*DOCUMENT SEGMENT*:
⁂

4-dimensions forecasting framework (copyright: Nicolas Vandeput)

1. Granularity

You should first work on determining the right geographical and material granularity for your forecast.

  • 🗺️ Geographical. Should you forecast per country, region, market, channel, customer segment, warehouse, store?
  • 📦 Material. Should you forecast per product, segment, brand, value, weight, type of raw material required?

To answer those questions, you have to think about the decisions taken by your supply chain based on this forecast. Remember, a forecast is only relevant if it helps your supply chain to take action.

Let’s discuss a few examples:

  • Let’s imagine you need to decide which products to ship from your plant to your regional warehouses. In that case, it might be a good idea to aggregate demand by warehouses’ regions and forecast demand directly at this geographical level.
    ⚠️ Note that forecasting warehouse demand based on historical orders fulfilled by this warehouse is a bad practice as logistic constraints might have impacted historical shipments (from time to time, a warehouse serves clients from another warehouse's usual region).
    ✅ Instead, you should forecast demand from the geographical region that the warehouse should serve irrespective of the warehouse that actually served these orders. In other words, you should forecast warehouse demand based on what should have been fulfilled from the warehouse if there were no constraints.

⁂

*GIVEN INFORMATION*:
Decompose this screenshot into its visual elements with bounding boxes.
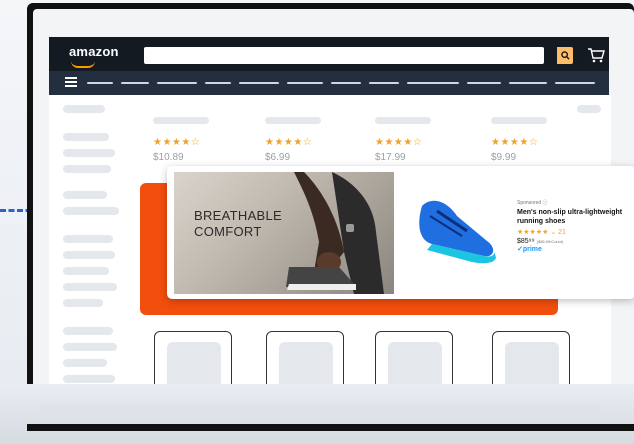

⁂

*TASKS TO PERFORM*:
a) Reproduce the passage of the forecasting framework text from "4-dimensions forecasting framework" up to and including "for your forecast.".
b) From the forecasting framework text, list every geographical level it names as an option for forecasting.

*PER-TASK ANSWERS*:
a)
4-dimensions forecasting framework (copyright: Nicolas Vandeput)

1. Granularity

You should first work on determining the right geographical and material granularity for your forecast.

b)
- country
- region
- market
- channel
- customer segment
- warehouse
- store